▶ WRITTEN TASK
Print the listing that follows, character for character.

═══ DATA SUPPLIED ═══

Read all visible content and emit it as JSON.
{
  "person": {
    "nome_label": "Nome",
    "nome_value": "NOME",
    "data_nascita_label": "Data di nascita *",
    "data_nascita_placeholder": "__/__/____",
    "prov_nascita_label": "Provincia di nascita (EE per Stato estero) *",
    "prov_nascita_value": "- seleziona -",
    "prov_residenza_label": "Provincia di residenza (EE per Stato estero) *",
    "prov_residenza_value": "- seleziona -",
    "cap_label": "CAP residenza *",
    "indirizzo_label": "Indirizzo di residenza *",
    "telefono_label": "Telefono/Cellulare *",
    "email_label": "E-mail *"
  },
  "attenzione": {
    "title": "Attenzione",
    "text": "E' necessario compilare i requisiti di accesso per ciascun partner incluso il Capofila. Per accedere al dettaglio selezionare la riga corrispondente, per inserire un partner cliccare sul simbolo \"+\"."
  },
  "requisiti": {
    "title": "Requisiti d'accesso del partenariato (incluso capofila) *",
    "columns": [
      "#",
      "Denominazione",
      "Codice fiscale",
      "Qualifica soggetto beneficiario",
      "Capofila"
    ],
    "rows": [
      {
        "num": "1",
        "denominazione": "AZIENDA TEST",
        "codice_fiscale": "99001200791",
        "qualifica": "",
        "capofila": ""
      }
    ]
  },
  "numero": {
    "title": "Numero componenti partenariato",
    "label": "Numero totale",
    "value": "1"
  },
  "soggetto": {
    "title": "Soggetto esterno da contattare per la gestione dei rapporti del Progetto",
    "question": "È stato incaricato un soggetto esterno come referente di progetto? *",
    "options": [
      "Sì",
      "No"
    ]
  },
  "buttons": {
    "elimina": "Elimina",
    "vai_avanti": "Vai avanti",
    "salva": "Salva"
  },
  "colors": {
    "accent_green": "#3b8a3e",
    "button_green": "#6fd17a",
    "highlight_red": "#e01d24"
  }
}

═══

▶ WRITTEN REPLY
Read all visible content and emit it as JSON.
{
  "person": {
    "nome_label": "Nome",
    "nome_value": "NOME",
    "data_nascita_label": "Data di nascita *",
    "data_nascita_placeholder": "__/__/____",
    "prov_nascita_label": "Provincia di nascita (EE per Stato estero) *",
    "prov_nascita_value": "- seleziona -",
    "prov_residenza_label": "Provincia di residenza (EE per Stato estero) *",
    "prov_residenza_value": "- seleziona -",
    "cap_label": "CAP residenza *",
    "indirizzo_label": "Indirizzo di residenza *",
    "telefono_label": "Telefono/Cellulare *",
    "email_label": "E-mail *"
  },
  "attenzione": {
    "title": "Attenzione",
    "text": "E' necessario compilare i requisiti di accesso per ciascun partner incluso il Capofila. Per accedere al dettaglio selezionare la riga corrispondente, per inserire un partner cliccare sul simbolo \"+\"."
  },
  "requisiti": {
    "title": "Requisiti d'accesso del partenariato (incluso capofila) *",
    "columns": [
      "#",
      "Denominazione",
      "Codice fiscale",
      "Qualifica soggetto beneficiario",
      "Capofila"
    ],
    "rows": [
      {
        "num": "1",
        "denominazione": "AZIENDA TEST",
        "codice_fiscale": "99001200791",
        "qualifica": "",
        "capofila": ""
      }
    ]
  },
  "numero": {
    "title": "Numero componenti partenariato",
    "label": "Numero totale",
    "value": "1"
  },
  "soggetto": {
    "title": "Soggetto esterno da contattare per la gestione dei rapporti del Progetto",
    "question": "È stato incaricato un soggetto esterno come referente di progetto? *",
    "options": [
      "Sì",
      "No"
    ]
  },
  "buttons": {
    "elimina": "Elimina",
    "vai_avanti": "Vai avanti",
    "salva": "Salva"
  },
  "colors": {
    "accent_green": "#3b8a3e",
    "button_green": "#6fd17a",
    "highlight_red": "#e01d24"
  }
}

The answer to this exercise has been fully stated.